Print the entries verbatim, leaving out the images they contain.

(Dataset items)

- - - - - - -

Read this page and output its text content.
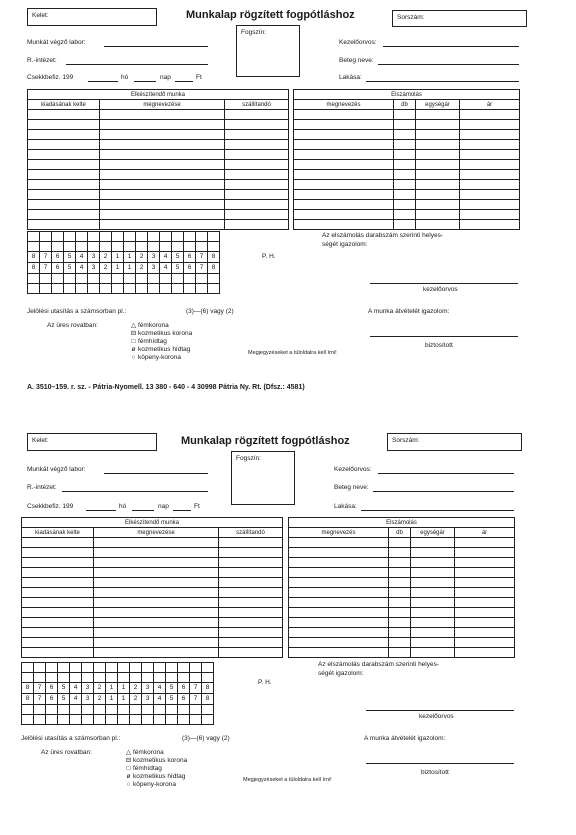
Kelet:	Munkalap rögzített fogpótláshoz	Sorszám:
Fogszín:
Munkát végző labor:
R.-intézet:
Csekkbefiz. 199	hó	nap	Ft
Kezelőorvos:
Beteg neve:
Lakása:
Elkészítendő munka		
kiadásának kelte	megnevezése	szállítandó

Elszámolás			
megnevezés	db	egységár	ár

8	7	6	5	4	3	2	1	1	2	3	4	5	6	7	8
8	7	6	5	4	3	2	1	1	2	3	4	5	6	7	8

P. H.
Az elszámolás darabszám szerinti helyes-
ségét igazolom:
kezelőorvos
Jelölési utasítás a számsorban pl.:	(3)—(6) vagy (2)	A munka átvételét igazolom:
Az üres rovatban:	△ fémkorona
⊟ kozmetikus korona
□ fémhídtag
ø kozmetikus hídtag
○ köpeny-korona
Megjegyzéseket a túloldalra kell írni!
biztosított
A. 3510–159. r. sz. - Pátria-Nyomell. 13 380 - 640 - 4 30998 Pátria Ny. Rt. (Dfsz.: 4581)
Kelet:	Munkalap rögzített fogpótláshoz	Sorszám:
Fogszín:
Munkát végző labor:
R.-intézet:
Csekkbefiz. 199	hó	nap	Ft
Kezelőorvos:
Beteg neve:
Lakása:
Elkészítendő munka		
kiadásának kelte	megnevezése	szállítandó

Elszámolás			
megnevezés	db	egységár	ár

8	7	6	5	4	3	2	1	1	2	3	4	5	6	7	8
8	7	6	5	4	3	2	1	1	2	3	4	5	6	7	8

P. H.
Az elszámolás darabszám szerinti helyes-
ségét igazolom:
kezelőorvos
Jelölési utasítás a számsorban pl.:	(3)—(6) vagy (2)	A munka átvételét igazolom:
Az üres rovatban:	△ fémkorona
⊟ kozmetikus korona
□ fémhídtag
ø kozmetikus hídtag
○ köpeny-korona
Megjegyzéseket a túloldalra kell írni!
biztosított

- - - - - - -

| WRITTEN SOLUTION |
Read this page and output its text content.
Kelet:	Munkalap rögzített fogpótláshoz	Sorszám:
Fogszín:
Munkát végző labor:
R.-intézet:
Csekkbefiz. 199	hó	nap	Ft
Kezelőorvos:
Beteg neve:
Lakása:
Elkészítendő munka		
kiadásának kelte	megnevezése	szállítandó

Elszámolás			
megnevezés	db	egységár	ár

8	7	6	5	4	3	2	1	1	2	3	4	5	6	7	8
8	7	6	5	4	3	2	1	1	2	3	4	5	6	7	8

P. H.
Az elszámolás darabszám szerinti helyes-
ségét igazolom:
kezelőorvos
Jelölési utasítás a számsorban pl.:	(3)—(6) vagy (2)	A munka átvételét igazolom:
Az üres rovatban:	△ fémkorona
⊟ kozmetikus korona
□ fémhídtag
ø kozmetikus hídtag
○ köpeny-korona
Megjegyzéseket a túloldalra kell írni!
biztosított
A. 3510–159. r. sz. - Pátria-Nyomell. 13 380 - 640 - 4 30998 Pátria Ny. Rt. (Dfsz.: 4581)
Kelet:	Munkalap rögzített fogpótláshoz	Sorszám:
Fogszín:
Munkát végző labor:
R.-intézet:
Csekkbefiz. 199	hó	nap	Ft
Kezelőorvos:
Beteg neve:
Lakása:
Elkészítendő munka		
kiadásának kelte	megnevezése	szállítandó

Elszámolás			
megnevezés	db	egységár	ár

8	7	6	5	4	3	2	1	1	2	3	4	5	6	7	8
8	7	6	5	4	3	2	1	1	2	3	4	5	6	7	8

P. H.
Az elszámolás darabszám szerinti helyes-
ségét igazolom:
kezelőorvos
Jelölési utasítás a számsorban pl.:	(3)—(6) vagy (2)	A munka átvételét igazolom:
Az üres rovatban:	△ fémkorona
⊟ kozmetikus korona
□ fémhídtag
ø kozmetikus hídtag
○ köpeny-korona
Megjegyzéseket a túloldalra kell írni!
biztosított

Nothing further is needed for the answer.